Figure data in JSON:
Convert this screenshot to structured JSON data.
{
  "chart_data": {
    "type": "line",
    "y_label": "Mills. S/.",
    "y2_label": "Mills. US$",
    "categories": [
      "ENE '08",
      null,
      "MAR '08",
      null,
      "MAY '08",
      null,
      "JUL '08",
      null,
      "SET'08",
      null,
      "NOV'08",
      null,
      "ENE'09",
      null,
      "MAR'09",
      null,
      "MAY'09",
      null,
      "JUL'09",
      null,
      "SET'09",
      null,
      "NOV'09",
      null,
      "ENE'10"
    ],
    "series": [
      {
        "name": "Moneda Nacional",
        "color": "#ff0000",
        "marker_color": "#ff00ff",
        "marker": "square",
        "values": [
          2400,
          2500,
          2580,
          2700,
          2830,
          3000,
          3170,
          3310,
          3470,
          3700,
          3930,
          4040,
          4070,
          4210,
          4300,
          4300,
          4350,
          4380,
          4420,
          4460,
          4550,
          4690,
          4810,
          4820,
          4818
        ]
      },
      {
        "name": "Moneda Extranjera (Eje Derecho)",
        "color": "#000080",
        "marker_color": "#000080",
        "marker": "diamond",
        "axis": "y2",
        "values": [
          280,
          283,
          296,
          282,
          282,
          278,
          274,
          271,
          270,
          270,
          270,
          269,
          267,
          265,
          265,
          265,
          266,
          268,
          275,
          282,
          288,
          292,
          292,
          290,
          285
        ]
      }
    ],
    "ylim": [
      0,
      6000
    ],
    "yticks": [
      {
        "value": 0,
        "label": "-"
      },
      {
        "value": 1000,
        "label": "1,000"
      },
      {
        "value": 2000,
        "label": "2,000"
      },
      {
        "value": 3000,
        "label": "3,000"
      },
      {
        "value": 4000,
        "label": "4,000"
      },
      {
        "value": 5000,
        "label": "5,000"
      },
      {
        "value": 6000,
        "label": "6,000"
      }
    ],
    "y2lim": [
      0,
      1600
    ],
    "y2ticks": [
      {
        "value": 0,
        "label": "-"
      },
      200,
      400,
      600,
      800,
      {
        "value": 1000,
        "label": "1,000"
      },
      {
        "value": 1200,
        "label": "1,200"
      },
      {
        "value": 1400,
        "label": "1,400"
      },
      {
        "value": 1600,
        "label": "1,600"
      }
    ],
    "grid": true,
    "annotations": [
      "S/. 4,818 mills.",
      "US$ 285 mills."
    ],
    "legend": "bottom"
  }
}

* [PROBLEM TO WORK ON]: Each line of the material must be restated exactly.

* [ANSWER FOR THIS EXERCISE]:
Convert this screenshot to structured JSON data.
{
  "chart_data": {
    "type": "line",
    "y_label": "Mills. S/.",
    "y2_label": "Mills. US$",
    "categories": [
      "ENE '08",
      null,
      "MAR '08",
      null,
      "MAY '08",
      null,
      "JUL '08",
      null,
      "SET'08",
      null,
      "NOV'08",
      null,
      "ENE'09",
      null,
      "MAR'09",
      null,
      "MAY'09",
      null,
      "JUL'09",
      null,
      "SET'09",
      null,
      "NOV'09",
      null,
      "ENE'10"
    ],
    "series": [
      {
        "name": "Moneda Nacional",
        "color": "#ff0000",
        "marker_color": "#ff00ff",
        "marker": "square",
        "values": [
          2400,
          2500,
          2580,
          2700,
          2830,
          3000,
          3170,
          3310,
          3470,
          3700,
          3930,
          4040,
          4070,
          4210,
          4300,
          4300,
          4350,
          4380,
          4420,
          4460,
          4550,
          4690,
          4810,
          4820,
          4818
        ]
      },
      {
        "name": "Moneda Extranjera (Eje Derecho)",
        "color": "#000080",
        "marker_color": "#000080",
        "marker": "diamond",
        "axis": "y2",
        "values": [
          280,
          283,
          296,
          282,
          282,
          278,
          274,
          271,
          270,
          270,
          270,
          269,
          267,
          265,
          265,
          265,
          266,
          268,
          275,
          282,
          288,
          292,
          292,
          290,
          285
        ]
      }
    ],
    "ylim": [
      0,
      6000
    ],
    "yticks": [
      {
        "value": 0,
        "label": "-"
      },
      {
        "value": 1000,
        "label": "1,000"
      },
      {
        "value": 2000,
        "label": "2,000"
      },
      {
        "value": 3000,
        "label": "3,000"
      },
      {
        "value": 4000,
        "label": "4,000"
      },
      {
        "value": 5000,
        "label": "5,000"
      },
      {
        "value": 6000,
        "label": "6,000"
      }
    ],
    "y2lim": [
      0,
      1600
    ],
    "y2ticks": [
      {
        "value": 0,
        "label": "-"
      },
      200,
      400,
      600,
      800,
      {
        "value": 1000,
        "label": "1,000"
      },
      {
        "value": 1200,
        "label": "1,200"
      },
      {
        "value": 1400,
        "label": "1,400"
      },
      {
        "value": 1600,
        "label": "1,600"
      }
    ],
    "grid": true,
    "annotations": [
      "S/. 4,818 mills.",
      "US$ 285 mills."
    ],
    "legend": "bottom"
  }
}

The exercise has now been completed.